### WHAT YOU ARE ASKED TO DO
Please determine how many lines of the material include the word "Модели", and respond with nothing but that number.

### THE DATA
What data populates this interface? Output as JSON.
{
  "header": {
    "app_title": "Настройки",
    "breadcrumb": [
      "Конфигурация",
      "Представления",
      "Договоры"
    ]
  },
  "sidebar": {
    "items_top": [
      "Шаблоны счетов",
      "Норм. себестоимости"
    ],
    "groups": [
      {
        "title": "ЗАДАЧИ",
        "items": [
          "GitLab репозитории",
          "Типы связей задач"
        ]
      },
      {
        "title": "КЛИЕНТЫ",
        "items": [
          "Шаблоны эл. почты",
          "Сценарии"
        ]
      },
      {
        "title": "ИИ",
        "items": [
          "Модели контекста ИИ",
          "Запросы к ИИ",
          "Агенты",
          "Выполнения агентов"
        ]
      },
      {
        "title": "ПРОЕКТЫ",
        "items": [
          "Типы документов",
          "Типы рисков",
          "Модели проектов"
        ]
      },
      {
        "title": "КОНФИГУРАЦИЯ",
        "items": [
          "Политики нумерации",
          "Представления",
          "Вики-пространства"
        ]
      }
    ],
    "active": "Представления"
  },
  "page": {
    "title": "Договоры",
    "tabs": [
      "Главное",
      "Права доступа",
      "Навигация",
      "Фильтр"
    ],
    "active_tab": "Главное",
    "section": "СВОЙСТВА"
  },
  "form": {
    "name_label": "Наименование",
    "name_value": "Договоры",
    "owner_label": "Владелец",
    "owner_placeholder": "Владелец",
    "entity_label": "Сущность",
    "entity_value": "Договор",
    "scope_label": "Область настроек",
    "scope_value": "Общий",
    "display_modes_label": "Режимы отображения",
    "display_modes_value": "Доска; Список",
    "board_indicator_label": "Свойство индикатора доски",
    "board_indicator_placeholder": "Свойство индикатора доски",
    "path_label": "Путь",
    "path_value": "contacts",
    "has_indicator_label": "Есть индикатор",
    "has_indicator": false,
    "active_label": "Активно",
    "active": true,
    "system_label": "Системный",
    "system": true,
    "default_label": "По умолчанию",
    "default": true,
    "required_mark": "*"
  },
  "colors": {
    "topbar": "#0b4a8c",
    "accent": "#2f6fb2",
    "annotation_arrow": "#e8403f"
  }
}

* * *

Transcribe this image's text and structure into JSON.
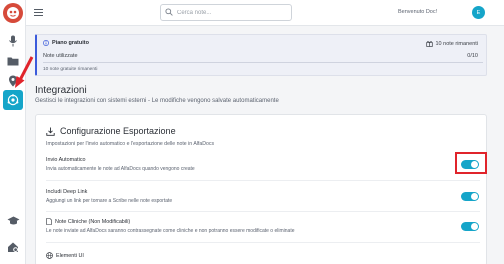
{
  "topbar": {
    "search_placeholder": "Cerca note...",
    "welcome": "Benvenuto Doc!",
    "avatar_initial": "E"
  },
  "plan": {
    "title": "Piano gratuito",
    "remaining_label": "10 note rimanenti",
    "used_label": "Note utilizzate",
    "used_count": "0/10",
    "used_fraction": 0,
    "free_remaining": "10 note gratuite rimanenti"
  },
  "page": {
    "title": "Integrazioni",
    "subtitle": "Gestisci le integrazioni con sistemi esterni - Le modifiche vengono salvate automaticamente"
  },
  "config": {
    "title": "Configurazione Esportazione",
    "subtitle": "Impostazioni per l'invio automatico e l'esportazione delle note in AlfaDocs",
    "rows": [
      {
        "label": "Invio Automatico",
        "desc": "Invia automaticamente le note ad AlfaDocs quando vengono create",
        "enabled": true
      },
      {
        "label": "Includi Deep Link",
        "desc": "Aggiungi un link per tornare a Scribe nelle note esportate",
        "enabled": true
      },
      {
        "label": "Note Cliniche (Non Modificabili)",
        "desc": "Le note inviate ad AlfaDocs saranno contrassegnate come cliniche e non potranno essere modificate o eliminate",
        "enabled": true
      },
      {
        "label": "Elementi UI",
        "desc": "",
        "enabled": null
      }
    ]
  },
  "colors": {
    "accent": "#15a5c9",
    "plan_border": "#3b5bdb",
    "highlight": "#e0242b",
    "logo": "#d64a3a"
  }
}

### SOLUTION TO THIS TASK
2